A run of records:
★ ★ ★ ★

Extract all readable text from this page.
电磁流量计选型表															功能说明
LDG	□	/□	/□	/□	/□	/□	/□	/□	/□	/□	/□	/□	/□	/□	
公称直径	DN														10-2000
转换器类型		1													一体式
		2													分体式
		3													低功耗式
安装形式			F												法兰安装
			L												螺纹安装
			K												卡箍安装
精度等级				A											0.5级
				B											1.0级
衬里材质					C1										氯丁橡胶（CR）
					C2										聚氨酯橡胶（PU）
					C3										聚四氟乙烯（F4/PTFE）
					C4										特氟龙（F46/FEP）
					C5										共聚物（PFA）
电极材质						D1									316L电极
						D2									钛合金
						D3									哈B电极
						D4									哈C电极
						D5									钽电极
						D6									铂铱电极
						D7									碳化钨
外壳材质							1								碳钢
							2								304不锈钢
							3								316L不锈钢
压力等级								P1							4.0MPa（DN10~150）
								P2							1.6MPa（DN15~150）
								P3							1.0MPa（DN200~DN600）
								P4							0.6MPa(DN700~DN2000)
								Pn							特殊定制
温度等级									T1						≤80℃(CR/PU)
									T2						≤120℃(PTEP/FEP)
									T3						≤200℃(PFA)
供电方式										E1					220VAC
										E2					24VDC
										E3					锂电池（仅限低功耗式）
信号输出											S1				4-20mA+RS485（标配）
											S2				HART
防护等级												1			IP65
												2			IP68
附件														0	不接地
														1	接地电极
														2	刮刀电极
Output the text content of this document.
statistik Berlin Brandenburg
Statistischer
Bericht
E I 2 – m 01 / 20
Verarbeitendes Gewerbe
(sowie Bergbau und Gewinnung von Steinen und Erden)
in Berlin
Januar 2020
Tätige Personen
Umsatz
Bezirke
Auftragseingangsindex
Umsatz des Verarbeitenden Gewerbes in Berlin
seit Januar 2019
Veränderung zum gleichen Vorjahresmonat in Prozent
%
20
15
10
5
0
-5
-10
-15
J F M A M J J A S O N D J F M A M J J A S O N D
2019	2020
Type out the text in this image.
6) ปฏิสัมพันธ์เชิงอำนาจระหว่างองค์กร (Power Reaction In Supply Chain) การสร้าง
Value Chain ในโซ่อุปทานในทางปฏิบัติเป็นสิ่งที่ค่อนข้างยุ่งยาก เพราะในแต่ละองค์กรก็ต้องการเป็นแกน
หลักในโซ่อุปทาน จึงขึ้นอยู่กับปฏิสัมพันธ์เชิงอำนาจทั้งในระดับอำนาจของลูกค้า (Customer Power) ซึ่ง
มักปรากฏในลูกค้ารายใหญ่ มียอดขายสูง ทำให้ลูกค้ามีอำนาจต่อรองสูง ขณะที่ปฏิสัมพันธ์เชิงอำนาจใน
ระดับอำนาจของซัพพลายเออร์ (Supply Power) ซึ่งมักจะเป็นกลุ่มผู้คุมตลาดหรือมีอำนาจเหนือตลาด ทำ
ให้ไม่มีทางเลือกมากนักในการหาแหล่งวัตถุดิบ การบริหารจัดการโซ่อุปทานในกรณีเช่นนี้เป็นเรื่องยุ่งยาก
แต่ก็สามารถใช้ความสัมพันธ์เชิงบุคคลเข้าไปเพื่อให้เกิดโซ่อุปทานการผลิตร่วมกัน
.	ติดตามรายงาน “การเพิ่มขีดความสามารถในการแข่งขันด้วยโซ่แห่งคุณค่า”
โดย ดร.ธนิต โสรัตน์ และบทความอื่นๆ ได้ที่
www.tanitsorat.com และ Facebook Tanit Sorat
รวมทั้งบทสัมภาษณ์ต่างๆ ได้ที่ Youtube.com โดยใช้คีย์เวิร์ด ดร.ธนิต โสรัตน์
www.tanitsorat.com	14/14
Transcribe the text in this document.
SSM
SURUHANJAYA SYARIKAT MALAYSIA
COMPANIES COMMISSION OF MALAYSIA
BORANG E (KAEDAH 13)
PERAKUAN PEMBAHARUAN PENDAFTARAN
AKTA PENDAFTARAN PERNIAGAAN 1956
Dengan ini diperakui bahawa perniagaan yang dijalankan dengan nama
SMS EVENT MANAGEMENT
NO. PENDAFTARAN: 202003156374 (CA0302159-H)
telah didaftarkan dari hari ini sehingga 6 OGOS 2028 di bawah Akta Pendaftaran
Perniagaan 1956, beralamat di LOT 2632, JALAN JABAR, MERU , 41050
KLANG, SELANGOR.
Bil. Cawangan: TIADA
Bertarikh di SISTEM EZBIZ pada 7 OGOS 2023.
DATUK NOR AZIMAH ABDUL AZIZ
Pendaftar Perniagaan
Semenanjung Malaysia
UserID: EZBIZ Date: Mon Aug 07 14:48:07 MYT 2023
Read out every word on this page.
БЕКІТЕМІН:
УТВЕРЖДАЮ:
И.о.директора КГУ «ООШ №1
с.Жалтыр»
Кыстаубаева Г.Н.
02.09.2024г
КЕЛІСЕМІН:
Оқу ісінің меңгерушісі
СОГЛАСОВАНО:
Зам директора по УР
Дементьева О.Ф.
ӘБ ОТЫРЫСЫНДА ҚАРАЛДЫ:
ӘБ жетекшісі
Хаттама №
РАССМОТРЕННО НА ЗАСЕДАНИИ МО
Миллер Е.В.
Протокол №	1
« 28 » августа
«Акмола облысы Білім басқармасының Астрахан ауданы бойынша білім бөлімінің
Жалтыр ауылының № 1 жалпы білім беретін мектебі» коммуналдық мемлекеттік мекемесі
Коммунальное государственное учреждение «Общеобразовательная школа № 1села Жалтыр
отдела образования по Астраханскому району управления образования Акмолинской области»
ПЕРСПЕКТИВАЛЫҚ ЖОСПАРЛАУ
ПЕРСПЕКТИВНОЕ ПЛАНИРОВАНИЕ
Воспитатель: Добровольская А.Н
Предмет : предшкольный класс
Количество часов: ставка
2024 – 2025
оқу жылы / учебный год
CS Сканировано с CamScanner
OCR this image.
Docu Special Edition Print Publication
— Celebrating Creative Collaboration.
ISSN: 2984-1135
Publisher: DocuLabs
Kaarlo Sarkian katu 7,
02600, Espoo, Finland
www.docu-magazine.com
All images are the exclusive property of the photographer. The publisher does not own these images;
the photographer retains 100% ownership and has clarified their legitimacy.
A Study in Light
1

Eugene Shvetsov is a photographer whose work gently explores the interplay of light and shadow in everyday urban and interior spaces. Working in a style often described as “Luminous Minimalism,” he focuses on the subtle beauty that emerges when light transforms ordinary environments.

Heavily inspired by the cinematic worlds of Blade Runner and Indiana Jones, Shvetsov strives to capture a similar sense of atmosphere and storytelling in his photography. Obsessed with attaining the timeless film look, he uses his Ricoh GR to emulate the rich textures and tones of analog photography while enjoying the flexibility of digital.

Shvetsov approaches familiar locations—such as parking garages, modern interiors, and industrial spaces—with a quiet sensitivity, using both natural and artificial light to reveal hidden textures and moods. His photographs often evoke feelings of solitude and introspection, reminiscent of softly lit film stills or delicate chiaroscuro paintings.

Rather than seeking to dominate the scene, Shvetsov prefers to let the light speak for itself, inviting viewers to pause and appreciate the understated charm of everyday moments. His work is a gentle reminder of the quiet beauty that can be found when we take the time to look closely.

★ ★ ★ ★

To do |
Of the lines in the material, how many include "when"? Respond with the number alone.

Complete output |
2